» PROBLEM
Take down each entry exactly as written.

(Data entries)
────────────────────

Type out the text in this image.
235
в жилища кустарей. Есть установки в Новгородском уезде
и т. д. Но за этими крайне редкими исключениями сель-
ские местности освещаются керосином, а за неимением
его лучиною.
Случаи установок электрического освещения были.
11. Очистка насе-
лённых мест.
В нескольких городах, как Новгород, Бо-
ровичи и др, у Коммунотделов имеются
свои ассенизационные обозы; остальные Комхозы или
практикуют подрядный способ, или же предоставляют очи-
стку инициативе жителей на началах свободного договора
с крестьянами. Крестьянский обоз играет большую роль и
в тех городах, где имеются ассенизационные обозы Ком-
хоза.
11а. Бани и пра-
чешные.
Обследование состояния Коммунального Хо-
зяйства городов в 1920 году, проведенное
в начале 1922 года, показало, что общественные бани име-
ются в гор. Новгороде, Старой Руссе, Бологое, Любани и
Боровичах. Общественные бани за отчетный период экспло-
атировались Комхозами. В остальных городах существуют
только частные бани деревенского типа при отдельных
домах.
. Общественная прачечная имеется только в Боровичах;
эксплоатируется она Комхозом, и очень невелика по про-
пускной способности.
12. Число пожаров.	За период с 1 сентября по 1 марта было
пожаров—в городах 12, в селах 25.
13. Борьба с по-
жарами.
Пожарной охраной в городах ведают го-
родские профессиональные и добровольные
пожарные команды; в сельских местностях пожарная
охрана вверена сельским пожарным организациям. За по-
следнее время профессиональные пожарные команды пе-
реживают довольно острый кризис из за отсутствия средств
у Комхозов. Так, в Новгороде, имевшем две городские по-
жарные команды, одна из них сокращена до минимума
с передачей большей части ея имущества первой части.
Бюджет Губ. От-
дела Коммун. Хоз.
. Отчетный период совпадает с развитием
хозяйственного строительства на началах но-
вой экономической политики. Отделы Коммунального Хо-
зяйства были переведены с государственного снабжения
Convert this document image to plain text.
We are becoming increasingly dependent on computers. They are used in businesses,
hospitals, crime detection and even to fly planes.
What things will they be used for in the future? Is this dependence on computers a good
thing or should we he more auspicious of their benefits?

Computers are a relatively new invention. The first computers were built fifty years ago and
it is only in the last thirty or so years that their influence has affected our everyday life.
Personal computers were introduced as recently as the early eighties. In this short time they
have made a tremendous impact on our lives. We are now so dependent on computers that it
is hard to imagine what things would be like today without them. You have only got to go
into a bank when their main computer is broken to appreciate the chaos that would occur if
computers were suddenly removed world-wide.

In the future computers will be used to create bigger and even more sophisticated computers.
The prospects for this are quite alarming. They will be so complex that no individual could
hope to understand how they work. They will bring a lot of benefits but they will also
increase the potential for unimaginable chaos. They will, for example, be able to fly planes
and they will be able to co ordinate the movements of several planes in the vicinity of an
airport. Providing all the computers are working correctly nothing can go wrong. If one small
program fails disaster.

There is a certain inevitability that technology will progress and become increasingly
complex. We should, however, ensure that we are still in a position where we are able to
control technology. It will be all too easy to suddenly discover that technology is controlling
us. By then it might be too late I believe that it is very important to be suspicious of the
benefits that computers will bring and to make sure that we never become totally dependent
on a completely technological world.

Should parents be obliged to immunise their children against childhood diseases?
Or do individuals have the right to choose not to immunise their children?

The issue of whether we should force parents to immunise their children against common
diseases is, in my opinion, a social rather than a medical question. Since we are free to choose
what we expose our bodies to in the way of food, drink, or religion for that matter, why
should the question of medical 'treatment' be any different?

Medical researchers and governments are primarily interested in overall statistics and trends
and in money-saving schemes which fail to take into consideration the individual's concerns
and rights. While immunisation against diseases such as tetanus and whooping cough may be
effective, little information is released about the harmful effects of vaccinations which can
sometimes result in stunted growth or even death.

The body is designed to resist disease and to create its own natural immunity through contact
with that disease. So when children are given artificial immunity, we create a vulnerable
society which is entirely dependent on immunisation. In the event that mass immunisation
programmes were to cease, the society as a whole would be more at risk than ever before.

────────────────────

» COMPLETED EXERCISE
Type out the text in this image.
235
в жилища кустарей. Есть установки в Новгородском уезде
и т. д. Но за этими крайне редкими исключениями сель-
ские местности освещаются керосином, а за неимением
его лучиною.
Случаи установок электрического освещения были.
11. Очистка насе-
лённых мест.
В нескольких городах, как Новгород, Бо-
ровичи и др, у Коммунотделов имеются
свои ассенизационные обозы; остальные Комхозы или
практикуют подрядный способ, или же предоставляют очи-
стку инициативе жителей на началах свободного договора
с крестьянами. Крестьянский обоз играет большую роль и
в тех городах, где имеются ассенизационные обозы Ком-
хоза.
11а. Бани и пра-
чешные.
Обследование состояния Коммунального Хо-
зяйства городов в 1920 году, проведенное
в начале 1922 года, показало, что общественные бани име-
ются в гор. Новгороде, Старой Руссе, Бологое, Любани и
Боровичах. Общественные бани за отчетный период экспло-
атировались Комхозами. В остальных городах существуют
только частные бани деревенского типа при отдельных
домах.
. Общественная прачечная имеется только в Боровичах;
эксплоатируется она Комхозом, и очень невелика по про-
пускной способности.
12. Число пожаров.	За период с 1 сентября по 1 марта было
пожаров—в городах 12, в селах 25.
13. Борьба с по-
жарами.
Пожарной охраной в городах ведают го-
родские профессиональные и добровольные
пожарные команды; в сельских местностях пожарная
охрана вверена сельским пожарным организациям. За по-
следнее время профессиональные пожарные команды пе-
реживают довольно острый кризис из за отсутствия средств
у Комхозов. Так, в Новгороде, имевшем две городские по-
жарные команды, одна из них сокращена до минимума
с передачей большей части ея имущества первой части.
Бюджет Губ. От-
дела Коммун. Хоз.
. Отчетный период совпадает с развитием
хозяйственного строительства на началах но-
вой экономической политики. Отделы Коммунального Хо-
зяйства были переведены с государственного снабжения
Convert this document image to plain text.
We are becoming increasingly dependent on computers. They are used in businesses,
hospitals, crime detection and even to fly planes.
What things will they be used for in the future? Is this dependence on computers a good
thing or should we he more auspicious of their benefits?

Computers are a relatively new invention. The first computers were built fifty years ago and
it is only in the last thirty or so years that their influence has affected our everyday life.
Personal computers were introduced as recently as the early eighties. In this short time they
have made a tremendous impact on our lives. We are now so dependent on computers that it
is hard to imagine what things would be like today without them. You have only got to go
into a bank when their main computer is broken to appreciate the chaos that would occur if
computers were suddenly removed world-wide.

In the future computers will be used to create bigger and even more sophisticated computers.
The prospects for this are quite alarming. They will be so complex that no individual could
hope to understand how they work. They will bring a lot of benefits but they will also
increase the potential for unimaginable chaos. They will, for example, be able to fly planes
and they will be able to co ordinate the movements of several planes in the vicinity of an
airport. Providing all the computers are working correctly nothing can go wrong. If one small
program fails disaster.

There is a certain inevitability that technology will progress and become increasingly
complex. We should, however, ensure that we are still in a position where we are able to
control technology. It will be all too easy to suddenly discover that technology is controlling
us. By then it might be too late I believe that it is very important to be suspicious of the
benefits that computers will bring and to make sure that we never become totally dependent
on a completely technological world.

Should parents be obliged to immunise their children against childhood diseases?
Or do individuals have the right to choose not to immunise their children?

The issue of whether we should force parents to immunise their children against common
diseases is, in my opinion, a social rather than a medical question. Since we are free to choose
what we expose our bodies to in the way of food, drink, or religion for that matter, why
should the question of medical 'treatment' be any different?

Medical researchers and governments are primarily interested in overall statistics and trends
and in money-saving schemes which fail to take into consideration the individual's concerns
and rights. While immunisation against diseases such as tetanus and whooping cough may be
effective, little information is released about the harmful effects of vaccinations which can
sometimes result in stunted growth or even death.

The body is designed to resist disease and to create its own natural immunity through contact
with that disease. So when children are given artificial immunity, we create a vulnerable
society which is entirely dependent on immunisation. In the event that mass immunisation
programmes were to cease, the society as a whole would be more at risk than ever before.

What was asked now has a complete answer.